* **Instruction**:
Reproduce each record exactly.

===== Data supplied

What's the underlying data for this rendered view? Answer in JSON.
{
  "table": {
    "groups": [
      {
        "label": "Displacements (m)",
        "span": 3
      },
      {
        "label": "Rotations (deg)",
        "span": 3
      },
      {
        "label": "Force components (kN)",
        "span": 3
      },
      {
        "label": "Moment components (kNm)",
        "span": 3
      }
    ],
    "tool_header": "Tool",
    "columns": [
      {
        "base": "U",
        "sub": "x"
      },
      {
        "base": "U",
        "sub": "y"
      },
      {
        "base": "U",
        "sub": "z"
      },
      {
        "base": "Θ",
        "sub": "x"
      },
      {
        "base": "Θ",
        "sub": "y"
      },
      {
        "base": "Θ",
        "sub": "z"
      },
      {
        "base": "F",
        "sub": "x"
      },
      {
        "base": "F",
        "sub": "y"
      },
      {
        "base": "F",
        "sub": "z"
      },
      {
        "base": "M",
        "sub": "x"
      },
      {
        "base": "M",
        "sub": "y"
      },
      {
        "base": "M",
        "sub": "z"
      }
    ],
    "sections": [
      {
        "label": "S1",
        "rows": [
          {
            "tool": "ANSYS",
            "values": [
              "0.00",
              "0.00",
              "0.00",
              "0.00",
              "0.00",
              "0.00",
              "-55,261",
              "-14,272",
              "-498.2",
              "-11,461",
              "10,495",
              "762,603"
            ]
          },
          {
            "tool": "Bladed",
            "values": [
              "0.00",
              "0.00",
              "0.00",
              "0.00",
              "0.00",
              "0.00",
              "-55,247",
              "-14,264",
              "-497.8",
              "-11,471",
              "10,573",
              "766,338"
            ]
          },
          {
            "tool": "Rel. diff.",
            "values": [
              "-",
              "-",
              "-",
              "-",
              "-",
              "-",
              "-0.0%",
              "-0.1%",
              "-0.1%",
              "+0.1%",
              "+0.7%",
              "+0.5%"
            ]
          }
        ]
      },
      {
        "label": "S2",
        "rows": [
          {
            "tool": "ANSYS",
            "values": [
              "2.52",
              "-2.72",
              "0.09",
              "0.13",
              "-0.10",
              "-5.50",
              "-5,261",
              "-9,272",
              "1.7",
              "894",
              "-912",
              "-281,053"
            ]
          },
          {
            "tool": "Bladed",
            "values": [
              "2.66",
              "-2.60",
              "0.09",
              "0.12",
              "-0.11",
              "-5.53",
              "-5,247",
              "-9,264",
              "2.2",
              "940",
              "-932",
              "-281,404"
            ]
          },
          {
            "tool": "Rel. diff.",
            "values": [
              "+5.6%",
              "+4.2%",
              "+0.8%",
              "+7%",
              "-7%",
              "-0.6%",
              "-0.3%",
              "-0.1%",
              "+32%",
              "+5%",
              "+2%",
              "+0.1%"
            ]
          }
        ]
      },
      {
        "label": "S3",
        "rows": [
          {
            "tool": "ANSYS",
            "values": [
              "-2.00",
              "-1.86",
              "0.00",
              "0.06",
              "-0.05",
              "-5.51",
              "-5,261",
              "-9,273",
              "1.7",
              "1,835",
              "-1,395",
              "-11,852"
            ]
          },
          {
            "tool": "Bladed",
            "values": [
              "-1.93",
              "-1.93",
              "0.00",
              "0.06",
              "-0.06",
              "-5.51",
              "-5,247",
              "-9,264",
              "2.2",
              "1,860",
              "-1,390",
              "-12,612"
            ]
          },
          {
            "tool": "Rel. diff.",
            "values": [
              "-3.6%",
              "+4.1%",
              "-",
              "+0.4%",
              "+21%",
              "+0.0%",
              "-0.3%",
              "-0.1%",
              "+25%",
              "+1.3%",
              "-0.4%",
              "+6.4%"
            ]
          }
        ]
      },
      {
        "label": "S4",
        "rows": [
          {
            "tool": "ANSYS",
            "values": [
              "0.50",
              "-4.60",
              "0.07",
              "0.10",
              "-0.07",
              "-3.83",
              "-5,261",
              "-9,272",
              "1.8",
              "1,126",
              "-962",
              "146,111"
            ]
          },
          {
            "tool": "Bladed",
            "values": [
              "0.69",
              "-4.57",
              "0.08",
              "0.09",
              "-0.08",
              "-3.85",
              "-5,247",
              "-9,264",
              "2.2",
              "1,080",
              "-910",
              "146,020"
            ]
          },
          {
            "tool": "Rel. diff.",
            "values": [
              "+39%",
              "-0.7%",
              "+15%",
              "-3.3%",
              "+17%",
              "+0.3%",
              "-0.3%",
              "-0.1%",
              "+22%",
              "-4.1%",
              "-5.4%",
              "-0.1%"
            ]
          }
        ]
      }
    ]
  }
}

==========

* **Expected output**:
What's the underlying data for this rendered view? Answer in JSON.
{
  "table": {
    "groups": [
      {
        "label": "Displacements (m)",
        "span": 3
      },
      {
        "label": "Rotations (deg)",
        "span": 3
      },
      {
        "label": "Force components (kN)",
        "span": 3
      },
      {
        "label": "Moment components (kNm)",
        "span": 3
      }
    ],
    "tool_header": "Tool",
    "columns": [
      {
        "base": "U",
        "sub": "x"
      },
      {
        "base": "U",
        "sub": "y"
      },
      {
        "base": "U",
        "sub": "z"
      },
      {
        "base": "Θ",
        "sub": "x"
      },
      {
        "base": "Θ",
        "sub": "y"
      },
      {
        "base": "Θ",
        "sub": "z"
      },
      {
        "base": "F",
        "sub": "x"
      },
      {
        "base": "F",
        "sub": "y"
      },
      {
        "base": "F",
        "sub": "z"
      },
      {
        "base": "M",
        "sub": "x"
      },
      {
        "base": "M",
        "sub": "y"
      },
      {
        "base": "M",
        "sub": "z"
      }
    ],
    "sections": [
      {
        "label": "S1",
        "rows": [
          {
            "tool": "ANSYS",
            "values": [
              "0.00",
              "0.00",
              "0.00",
              "0.00",
              "0.00",
              "0.00",
              "-55,261",
              "-14,272",
              "-498.2",
              "-11,461",
              "10,495",
              "762,603"
            ]
          },
          {
            "tool": "Bladed",
            "values": [
              "0.00",
              "0.00",
              "0.00",
              "0.00",
              "0.00",
              "0.00",
              "-55,247",
              "-14,264",
              "-497.8",
              "-11,471",
              "10,573",
              "766,338"
            ]
          },
          {
            "tool": "Rel. diff.",
            "values": [
              "-",
              "-",
              "-",
              "-",
              "-",
              "-",
              "-0.0%",
              "-0.1%",
              "-0.1%",
              "+0.1%",
              "+0.7%",
              "+0.5%"
            ]
          }
        ]
      },
      {
        "label": "S2",
        "rows": [
          {
            "tool": "ANSYS",
            "values": [
              "2.52",
              "-2.72",
              "0.09",
              "0.13",
              "-0.10",
              "-5.50",
              "-5,261",
              "-9,272",
              "1.7",
              "894",
              "-912",
              "-281,053"
            ]
          },
          {
            "tool": "Bladed",
            "values": [
              "2.66",
              "-2.60",
              "0.09",
              "0.12",
              "-0.11",
              "-5.53",
              "-5,247",
              "-9,264",
              "2.2",
              "940",
              "-932",
              "-281,404"
            ]
          },
          {
            "tool": "Rel. diff.",
            "values": [
              "+5.6%",
              "+4.2%",
              "+0.8%",
              "+7%",
              "-7%",
              "-0.6%",
              "-0.3%",
              "-0.1%",
              "+32%",
              "+5%",
              "+2%",
              "+0.1%"
            ]
          }
        ]
      },
      {
        "label": "S3",
        "rows": [
          {
            "tool": "ANSYS",
            "values": [
              "-2.00",
              "-1.86",
              "0.00",
              "0.06",
              "-0.05",
              "-5.51",
              "-5,261",
              "-9,273",
              "1.7",
              "1,835",
              "-1,395",
              "-11,852"
            ]
          },
          {
            "tool": "Bladed",
            "values": [
              "-1.93",
              "-1.93",
              "0.00",
              "0.06",
              "-0.06",
              "-5.51",
              "-5,247",
              "-9,264",
              "2.2",
              "1,860",
              "-1,390",
              "-12,612"
            ]
          },
          {
            "tool": "Rel. diff.",
            "values": [
              "-3.6%",
              "+4.1%",
              "-",
              "+0.4%",
              "+21%",
              "+0.0%",
              "-0.3%",
              "-0.1%",
              "+25%",
              "+1.3%",
              "-0.4%",
              "+6.4%"
            ]
          }
        ]
      },
      {
        "label": "S4",
        "rows": [
          {
            "tool": "ANSYS",
            "values": [
              "0.50",
              "-4.60",
              "0.07",
              "0.10",
              "-0.07",
              "-3.83",
              "-5,261",
              "-9,272",
              "1.8",
              "1,126",
              "-962",
              "146,111"
            ]
          },
          {
            "tool": "Bladed",
            "values": [
              "0.69",
              "-4.57",
              "0.08",
              "0.09",
              "-0.08",
              "-3.85",
              "-5,247",
              "-9,264",
              "2.2",
              "1,080",
              "-910",
              "146,020"
            ]
          },
          {
            "tool": "Rel. diff.",
            "values": [
              "+39%",
              "-0.7%",
              "+15%",
              "-3.3%",
              "+17%",
              "+0.3%",
              "-0.3%",
              "-0.1%",
              "+22%",
              "-4.1%",
              "-5.4%",
              "-0.1%"
            ]
          }
        ]
      }
    ]
  }
}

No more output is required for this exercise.